§ Problem description: Reproduce the listing exactly and skip over any pictures.

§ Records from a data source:

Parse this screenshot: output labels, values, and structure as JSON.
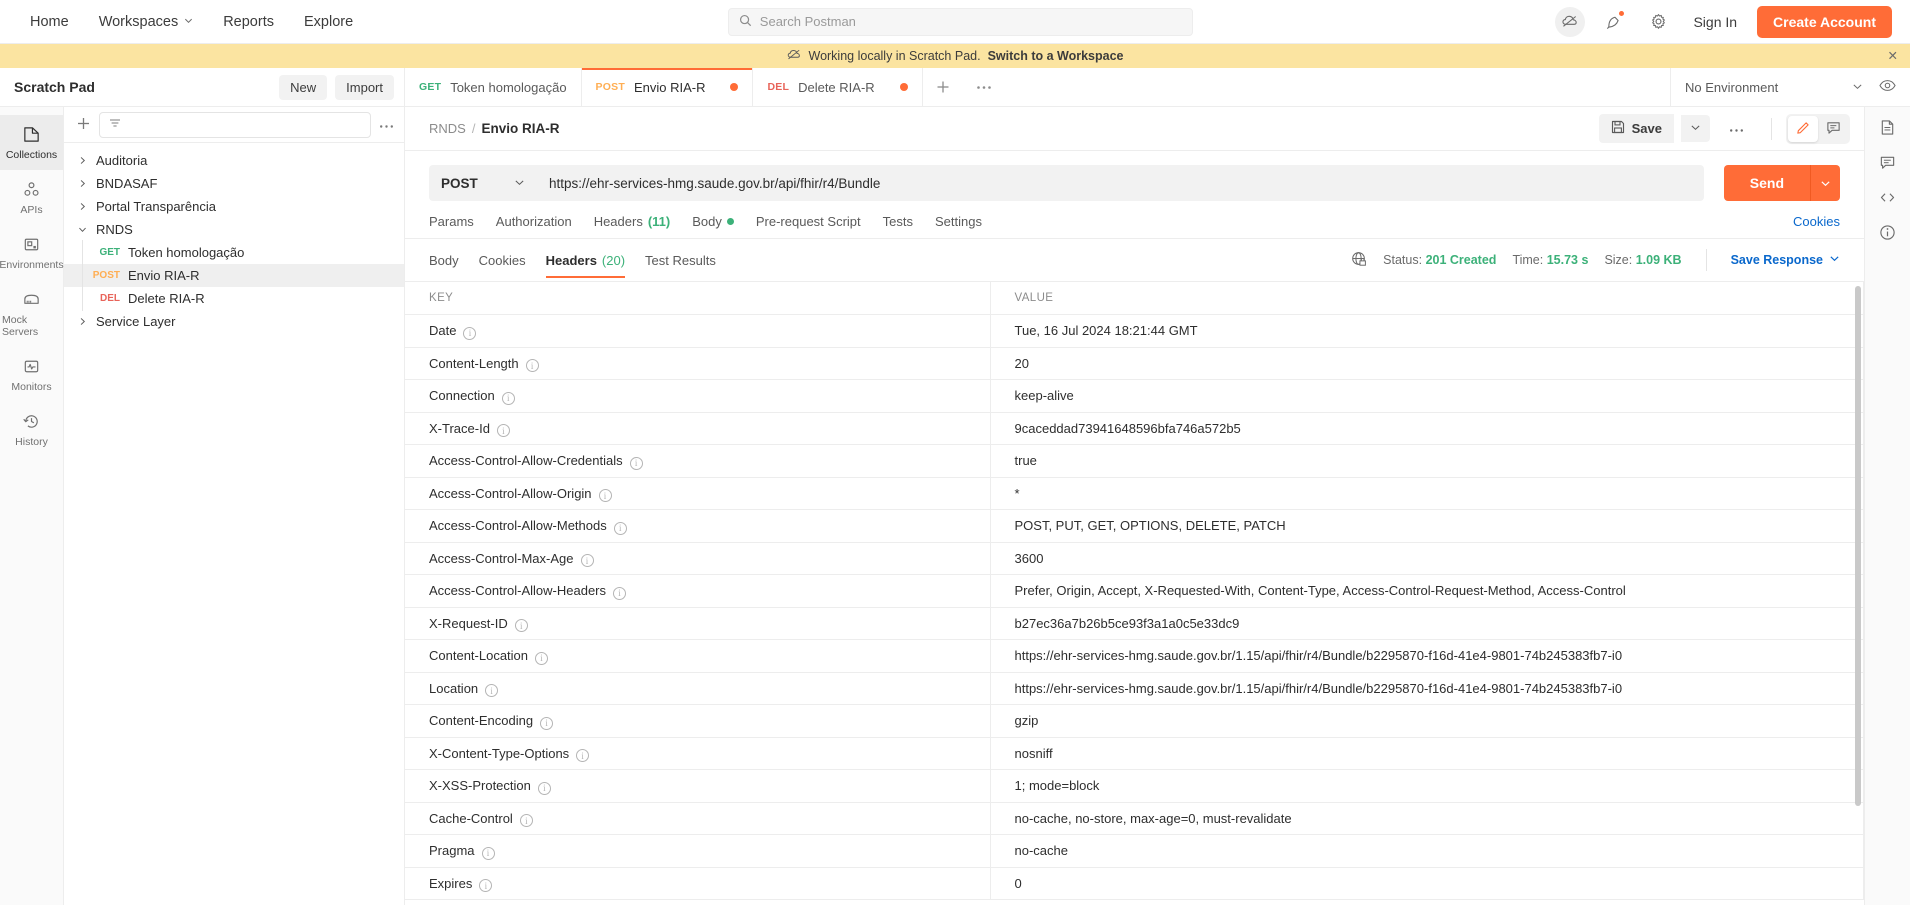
{
  "topnav": {
    "items": [
      {
        "label": "Home",
        "caret": false
      },
      {
        "label": "Workspaces",
        "caret": true
      },
      {
        "label": "Reports",
        "caret": false
      },
      {
        "label": "Explore",
        "caret": false
      }
    ],
    "search_placeholder": "Search Postman",
    "sign_in": "Sign In",
    "create_account": "Create Account",
    "accent": "#ff6c37"
  },
  "banner": {
    "text": "Working locally in Scratch Pad.",
    "link": "Switch to a Workspace",
    "close": "✕",
    "background": "#fbe4a1"
  },
  "workspace": {
    "title": "Scratch Pad",
    "new_button": "New",
    "import_button": "Import"
  },
  "tabs": [
    {
      "method": "GET",
      "label": "Token homologação",
      "unsaved": false,
      "active": false
    },
    {
      "method": "POST",
      "label": "Envio RIA-R",
      "unsaved": true,
      "active": true
    },
    {
      "method": "DEL",
      "label": "Delete RIA-R",
      "unsaved": true,
      "active": false
    }
  ],
  "environment": {
    "selected": "No Environment"
  },
  "rail": [
    {
      "label": "Collections",
      "icon": "collections-icon",
      "active": true
    },
    {
      "label": "APIs",
      "icon": "apis-icon",
      "active": false
    },
    {
      "label": "Environments",
      "icon": "environments-icon",
      "active": false
    },
    {
      "label": "Mock Servers",
      "icon": "mock-servers-icon",
      "active": false
    },
    {
      "label": "Monitors",
      "icon": "monitors-icon",
      "active": false
    },
    {
      "label": "History",
      "icon": "history-icon",
      "active": false
    }
  ],
  "explorer": {
    "filter_placeholder": "",
    "tree": [
      {
        "label": "Auditoria",
        "type": "folder",
        "expanded": false,
        "method": "",
        "selected": false
      },
      {
        "label": "BNDASAF",
        "type": "folder",
        "expanded": false,
        "method": "",
        "selected": false
      },
      {
        "label": "Portal Transparência",
        "type": "folder",
        "expanded": false,
        "method": "",
        "selected": false
      },
      {
        "label": "RNDS",
        "type": "folder",
        "expanded": true,
        "method": "",
        "selected": false
      },
      {
        "label": "Token homologação",
        "type": "request",
        "expanded": false,
        "method": "GET",
        "selected": false
      },
      {
        "label": "Envio RIA-R",
        "type": "request",
        "expanded": false,
        "method": "POST",
        "selected": true
      },
      {
        "label": "Delete RIA-R",
        "type": "request",
        "expanded": false,
        "method": "DEL",
        "selected": false
      },
      {
        "label": "Service Layer",
        "type": "folder",
        "expanded": false,
        "method": "",
        "selected": false
      }
    ]
  },
  "request": {
    "breadcrumb_root": "RNDS",
    "breadcrumb_current": "Envio RIA-R",
    "save_label": "Save",
    "method": "POST",
    "url": "https://ehr-services-hmg.saude.gov.br/api/fhir/r4/Bundle",
    "send_label": "Send",
    "tabs": [
      {
        "label": "Params",
        "count": "",
        "dot": false
      },
      {
        "label": "Authorization",
        "count": "",
        "dot": false
      },
      {
        "label": "Headers",
        "count": "(11)",
        "dot": false
      },
      {
        "label": "Body",
        "count": "",
        "dot": true
      },
      {
        "label": "Pre-request Script",
        "count": "",
        "dot": false
      },
      {
        "label": "Tests",
        "count": "",
        "dot": false
      },
      {
        "label": "Settings",
        "count": "",
        "dot": false
      }
    ],
    "cookies_link": "Cookies"
  },
  "response": {
    "tabs": [
      {
        "label": "Body",
        "count": "",
        "active": false
      },
      {
        "label": "Cookies",
        "count": "",
        "active": false
      },
      {
        "label": "Headers",
        "count": "(20)",
        "active": true
      },
      {
        "label": "Test Results",
        "count": "",
        "active": false
      }
    ],
    "status_label": "Status:",
    "status_value": "201 Created",
    "time_label": "Time:",
    "time_value": "15.73 s",
    "size_label": "Size:",
    "size_value": "1.09 KB",
    "save_response": "Save Response",
    "columns": {
      "key": "KEY",
      "value": "VALUE"
    },
    "headers": [
      {
        "key": "Date",
        "value": "Tue, 16 Jul 2024 18:21:44 GMT"
      },
      {
        "key": "Content-Length",
        "value": "20"
      },
      {
        "key": "Connection",
        "value": "keep-alive"
      },
      {
        "key": "X-Trace-Id",
        "value": "9caceddad73941648596bfa746a572b5"
      },
      {
        "key": "Access-Control-Allow-Credentials",
        "value": "true"
      },
      {
        "key": "Access-Control-Allow-Origin",
        "value": "*"
      },
      {
        "key": "Access-Control-Allow-Methods",
        "value": "POST, PUT, GET, OPTIONS, DELETE, PATCH"
      },
      {
        "key": "Access-Control-Max-Age",
        "value": "3600"
      },
      {
        "key": "Access-Control-Allow-Headers",
        "value": "Prefer, Origin, Accept, X-Requested-With, Content-Type, Access-Control-Request-Method, Access-Control"
      },
      {
        "key": "X-Request-ID",
        "value": "b27ec36a7b26b5ce93f3a1a0c5e33dc9"
      },
      {
        "key": "Content-Location",
        "value": "https://ehr-services-hmg.saude.gov.br/1.15/api/fhir/r4/Bundle/b2295870-f16d-41e4-9801-74b245383fb7-i0"
      },
      {
        "key": "Location",
        "value": "https://ehr-services-hmg.saude.gov.br/1.15/api/fhir/r4/Bundle/b2295870-f16d-41e4-9801-74b245383fb7-i0"
      },
      {
        "key": "Content-Encoding",
        "value": "gzip"
      },
      {
        "key": "X-Content-Type-Options",
        "value": "nosniff"
      },
      {
        "key": "X-XSS-Protection",
        "value": "1; mode=block"
      },
      {
        "key": "Cache-Control",
        "value": "no-cache, no-store, max-age=0, must-revalidate"
      },
      {
        "key": "Pragma",
        "value": "no-cache"
      },
      {
        "key": "Expires",
        "value": "0"
      }
    ]
  }
}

§ Answer:
Parse this screenshot: output labels, values, and structure as JSON.
{
  "topnav": {
    "items": [
      {
        "label": "Home",
        "caret": false
      },
      {
        "label": "Workspaces",
        "caret": true
      },
      {
        "label": "Reports",
        "caret": false
      },
      {
        "label": "Explore",
        "caret": false
      }
    ],
    "search_placeholder": "Search Postman",
    "sign_in": "Sign In",
    "create_account": "Create Account",
    "accent": "#ff6c37"
  },
  "banner": {
    "text": "Working locally in Scratch Pad.",
    "link": "Switch to a Workspace",
    "close": "✕",
    "background": "#fbe4a1"
  },
  "workspace": {
    "title": "Scratch Pad",
    "new_button": "New",
    "import_button": "Import"
  },
  "tabs": [
    {
      "method": "GET",
      "label": "Token homologação",
      "unsaved": false,
      "active": false
    },
    {
      "method": "POST",
      "label": "Envio RIA-R",
      "unsaved": true,
      "active": true
    },
    {
      "method": "DEL",
      "label": "Delete RIA-R",
      "unsaved": true,
      "active": false
    }
  ],
  "environment": {
    "selected": "No Environment"
  },
  "rail": [
    {
      "label": "Collections",
      "icon": "collections-icon",
      "active": true
    },
    {
      "label": "APIs",
      "icon": "apis-icon",
      "active": false
    },
    {
      "label": "Environments",
      "icon": "environments-icon",
      "active": false
    },
    {
      "label": "Mock Servers",
      "icon": "mock-servers-icon",
      "active": false
    },
    {
      "label": "Monitors",
      "icon": "monitors-icon",
      "active": false
    },
    {
      "label": "History",
      "icon": "history-icon",
      "active": false
    }
  ],
  "explorer": {
    "filter_placeholder": "",
    "tree": [
      {
        "label": "Auditoria",
        "type": "folder",
        "expanded": false,
        "method": "",
        "selected": false
      },
      {
        "label": "BNDASAF",
        "type": "folder",
        "expanded": false,
        "method": "",
        "selected": false
      },
      {
        "label": "Portal Transparência",
        "type": "folder",
        "expanded": false,
        "method": "",
        "selected": false
      },
      {
        "label": "RNDS",
        "type": "folder",
        "expanded": true,
        "method": "",
        "selected": false
      },
      {
        "label": "Token homologação",
        "type": "request",
        "expanded": false,
        "method": "GET",
        "selected": false
      },
      {
        "label": "Envio RIA-R",
        "type": "request",
        "expanded": false,
        "method": "POST",
        "selected": true
      },
      {
        "label": "Delete RIA-R",
        "type": "request",
        "expanded": false,
        "method": "DEL",
        "selected": false
      },
      {
        "label": "Service Layer",
        "type": "folder",
        "expanded": false,
        "method": "",
        "selected": false
      }
    ]
  },
  "request": {
    "breadcrumb_root": "RNDS",
    "breadcrumb_current": "Envio RIA-R",
    "save_label": "Save",
    "method": "POST",
    "url": "https://ehr-services-hmg.saude.gov.br/api/fhir/r4/Bundle",
    "send_label": "Send",
    "tabs": [
      {
        "label": "Params",
        "count": "",
        "dot": false
      },
      {
        "label": "Authorization",
        "count": "",
        "dot": false
      },
      {
        "label": "Headers",
        "count": "(11)",
        "dot": false
      },
      {
        "label": "Body",
        "count": "",
        "dot": true
      },
      {
        "label": "Pre-request Script",
        "count": "",
        "dot": false
      },
      {
        "label": "Tests",
        "count": "",
        "dot": false
      },
      {
        "label": "Settings",
        "count": "",
        "dot": false
      }
    ],
    "cookies_link": "Cookies"
  },
  "response": {
    "tabs": [
      {
        "label": "Body",
        "count": "",
        "active": false
      },
      {
        "label": "Cookies",
        "count": "",
        "active": false
      },
      {
        "label": "Headers",
        "count": "(20)",
        "active": true
      },
      {
        "label": "Test Results",
        "count": "",
        "active": false
      }
    ],
    "status_label": "Status:",
    "status_value": "201 Created",
    "time_label": "Time:",
    "time_value": "15.73 s",
    "size_label": "Size:",
    "size_value": "1.09 KB",
    "save_response": "Save Response",
    "columns": {
      "key": "KEY",
      "value": "VALUE"
    },
    "headers": [
      {
        "key": "Date",
        "value": "Tue, 16 Jul 2024 18:21:44 GMT"
      },
      {
        "key": "Content-Length",
        "value": "20"
      },
      {
        "key": "Connection",
        "value": "keep-alive"
      },
      {
        "key": "X-Trace-Id",
        "value": "9caceddad73941648596bfa746a572b5"
      },
      {
        "key": "Access-Control-Allow-Credentials",
        "value": "true"
      },
      {
        "key": "Access-Control-Allow-Origin",
        "value": "*"
      },
      {
        "key": "Access-Control-Allow-Methods",
        "value": "POST, PUT, GET, OPTIONS, DELETE, PATCH"
      },
      {
        "key": "Access-Control-Max-Age",
        "value": "3600"
      },
      {
        "key": "Access-Control-Allow-Headers",
        "value": "Prefer, Origin, Accept, X-Requested-With, Content-Type, Access-Control-Request-Method, Access-Control"
      },
      {
        "key": "X-Request-ID",
        "value": "b27ec36a7b26b5ce93f3a1a0c5e33dc9"
      },
      {
        "key": "Content-Location",
        "value": "https://ehr-services-hmg.saude.gov.br/1.15/api/fhir/r4/Bundle/b2295870-f16d-41e4-9801-74b245383fb7-i0"
      },
      {
        "key": "Location",
        "value": "https://ehr-services-hmg.saude.gov.br/1.15/api/fhir/r4/Bundle/b2295870-f16d-41e4-9801-74b245383fb7-i0"
      },
      {
        "key": "Content-Encoding",
        "value": "gzip"
      },
      {
        "key": "X-Content-Type-Options",
        "value": "nosniff"
      },
      {
        "key": "X-XSS-Protection",
        "value": "1; mode=block"
      },
      {
        "key": "Cache-Control",
        "value": "no-cache, no-store, max-age=0, must-revalidate"
      },
      {
        "key": "Pragma",
        "value": "no-cache"
      },
      {
        "key": "Expires",
        "value": "0"
      }
    ]
  }
}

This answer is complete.